--- BEGIN SUPPLIED ENTRIES ---

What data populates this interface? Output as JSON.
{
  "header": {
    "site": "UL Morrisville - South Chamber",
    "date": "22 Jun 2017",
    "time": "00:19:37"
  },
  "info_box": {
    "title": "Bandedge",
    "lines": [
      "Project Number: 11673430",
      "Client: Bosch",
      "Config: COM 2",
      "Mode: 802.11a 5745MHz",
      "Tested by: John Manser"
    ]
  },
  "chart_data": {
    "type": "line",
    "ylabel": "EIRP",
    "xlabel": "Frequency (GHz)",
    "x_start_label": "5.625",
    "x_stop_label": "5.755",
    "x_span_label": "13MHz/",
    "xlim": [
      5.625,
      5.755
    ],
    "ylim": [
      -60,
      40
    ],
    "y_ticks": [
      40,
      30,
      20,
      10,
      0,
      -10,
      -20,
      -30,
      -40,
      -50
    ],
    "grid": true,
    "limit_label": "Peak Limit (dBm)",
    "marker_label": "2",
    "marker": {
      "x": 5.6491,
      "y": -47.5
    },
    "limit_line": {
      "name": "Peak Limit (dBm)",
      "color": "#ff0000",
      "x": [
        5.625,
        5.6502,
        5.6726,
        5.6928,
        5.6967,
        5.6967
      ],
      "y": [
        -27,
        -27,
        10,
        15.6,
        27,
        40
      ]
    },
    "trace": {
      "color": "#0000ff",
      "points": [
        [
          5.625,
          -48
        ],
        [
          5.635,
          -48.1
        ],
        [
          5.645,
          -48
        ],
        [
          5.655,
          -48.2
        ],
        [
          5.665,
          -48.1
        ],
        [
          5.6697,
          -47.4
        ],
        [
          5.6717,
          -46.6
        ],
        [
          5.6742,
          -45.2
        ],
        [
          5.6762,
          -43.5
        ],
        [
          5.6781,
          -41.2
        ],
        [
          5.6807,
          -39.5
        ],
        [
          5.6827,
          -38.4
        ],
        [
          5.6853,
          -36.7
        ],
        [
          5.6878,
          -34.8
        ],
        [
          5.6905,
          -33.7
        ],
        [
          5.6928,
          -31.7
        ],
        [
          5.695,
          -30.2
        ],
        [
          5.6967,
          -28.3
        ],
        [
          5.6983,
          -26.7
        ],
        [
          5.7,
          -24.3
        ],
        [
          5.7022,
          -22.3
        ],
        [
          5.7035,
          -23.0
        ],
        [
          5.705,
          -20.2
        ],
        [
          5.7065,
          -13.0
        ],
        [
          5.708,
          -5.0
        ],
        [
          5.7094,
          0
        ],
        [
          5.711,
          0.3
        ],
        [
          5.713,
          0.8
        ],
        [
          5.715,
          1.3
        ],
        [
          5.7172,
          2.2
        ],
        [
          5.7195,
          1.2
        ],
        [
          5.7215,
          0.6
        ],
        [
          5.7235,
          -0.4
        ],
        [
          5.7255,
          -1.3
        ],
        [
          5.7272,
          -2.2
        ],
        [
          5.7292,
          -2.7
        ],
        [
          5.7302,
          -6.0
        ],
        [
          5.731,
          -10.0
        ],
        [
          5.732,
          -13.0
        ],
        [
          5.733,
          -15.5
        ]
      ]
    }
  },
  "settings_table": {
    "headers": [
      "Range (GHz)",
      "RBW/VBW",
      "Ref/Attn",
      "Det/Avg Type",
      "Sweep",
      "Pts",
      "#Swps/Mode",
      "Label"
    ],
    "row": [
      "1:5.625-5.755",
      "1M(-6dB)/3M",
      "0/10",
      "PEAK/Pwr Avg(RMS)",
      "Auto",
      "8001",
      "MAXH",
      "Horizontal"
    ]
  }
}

--- END SUPPLIED ENTRIES ---

■ EXERCISE TASK ■
Return the listing above in full, character for character.

■ WORKED SOLUTION ■
What data populates this interface? Output as JSON.
{
  "header": {
    "site": "UL Morrisville - South Chamber",
    "date": "22 Jun 2017",
    "time": "00:19:37"
  },
  "info_box": {
    "title": "Bandedge",
    "lines": [
      "Project Number: 11673430",
      "Client: Bosch",
      "Config: COM 2",
      "Mode: 802.11a 5745MHz",
      "Tested by: John Manser"
    ]
  },
  "chart_data": {
    "type": "line",
    "ylabel": "EIRP",
    "xlabel": "Frequency (GHz)",
    "x_start_label": "5.625",
    "x_stop_label": "5.755",
    "x_span_label": "13MHz/",
    "xlim": [
      5.625,
      5.755
    ],
    "ylim": [
      -60,
      40
    ],
    "y_ticks": [
      40,
      30,
      20,
      10,
      0,
      -10,
      -20,
      -30,
      -40,
      -50
    ],
    "grid": true,
    "limit_label": "Peak Limit (dBm)",
    "marker_label": "2",
    "marker": {
      "x": 5.6491,
      "y": -47.5
    },
    "limit_line": {
      "name": "Peak Limit (dBm)",
      "color": "#ff0000",
      "x": [
        5.625,
        5.6502,
        5.6726,
        5.6928,
        5.6967,
        5.6967
      ],
      "y": [
        -27,
        -27,
        10,
        15.6,
        27,
        40
      ]
    },
    "trace": {
      "color": "#0000ff",
      "points": [
        [
          5.625,
          -48
        ],
        [
          5.635,
          -48.1
        ],
        [
          5.645,
          -48
        ],
        [
          5.655,
          -48.2
        ],
        [
          5.665,
          -48.1
        ],
        [
          5.6697,
          -47.4
        ],
        [
          5.6717,
          -46.6
        ],
        [
          5.6742,
          -45.2
        ],
        [
          5.6762,
          -43.5
        ],
        [
          5.6781,
          -41.2
        ],
        [
          5.6807,
          -39.5
        ],
        [
          5.6827,
          -38.4
        ],
        [
          5.6853,
          -36.7
        ],
        [
          5.6878,
          -34.8
        ],
        [
          5.6905,
          -33.7
        ],
        [
          5.6928,
          -31.7
        ],
        [
          5.695,
          -30.2
        ],
        [
          5.6967,
          -28.3
        ],
        [
          5.6983,
          -26.7
        ],
        [
          5.7,
          -24.3
        ],
        [
          5.7022,
          -22.3
        ],
        [
          5.7035,
          -23.0
        ],
        [
          5.705,
          -20.2
        ],
        [
          5.7065,
          -13.0
        ],
        [
          5.708,
          -5.0
        ],
        [
          5.7094,
          0
        ],
        [
          5.711,
          0.3
        ],
        [
          5.713,
          0.8
        ],
        [
          5.715,
          1.3
        ],
        [
          5.7172,
          2.2
        ],
        [
          5.7195,
          1.2
        ],
        [
          5.7215,
          0.6
        ],
        [
          5.7235,
          -0.4
        ],
        [
          5.7255,
          -1.3
        ],
        [
          5.7272,
          -2.2
        ],
        [
          5.7292,
          -2.7
        ],
        [
          5.7302,
          -6.0
        ],
        [
          5.731,
          -10.0
        ],
        [
          5.732,
          -13.0
        ],
        [
          5.733,
          -15.5
        ]
      ]
    }
  },
  "settings_table": {
    "headers": [
      "Range (GHz)",
      "RBW/VBW",
      "Ref/Attn",
      "Det/Avg Type",
      "Sweep",
      "Pts",
      "#Swps/Mode",
      "Label"
    ],
    "row": [
      "1:5.625-5.755",
      "1M(-6dB)/3M",
      "0/10",
      "PEAK/Pwr Avg(RMS)",
      "Auto",
      "8001",
      "MAXH",
      "Horizontal"
    ]
  }
}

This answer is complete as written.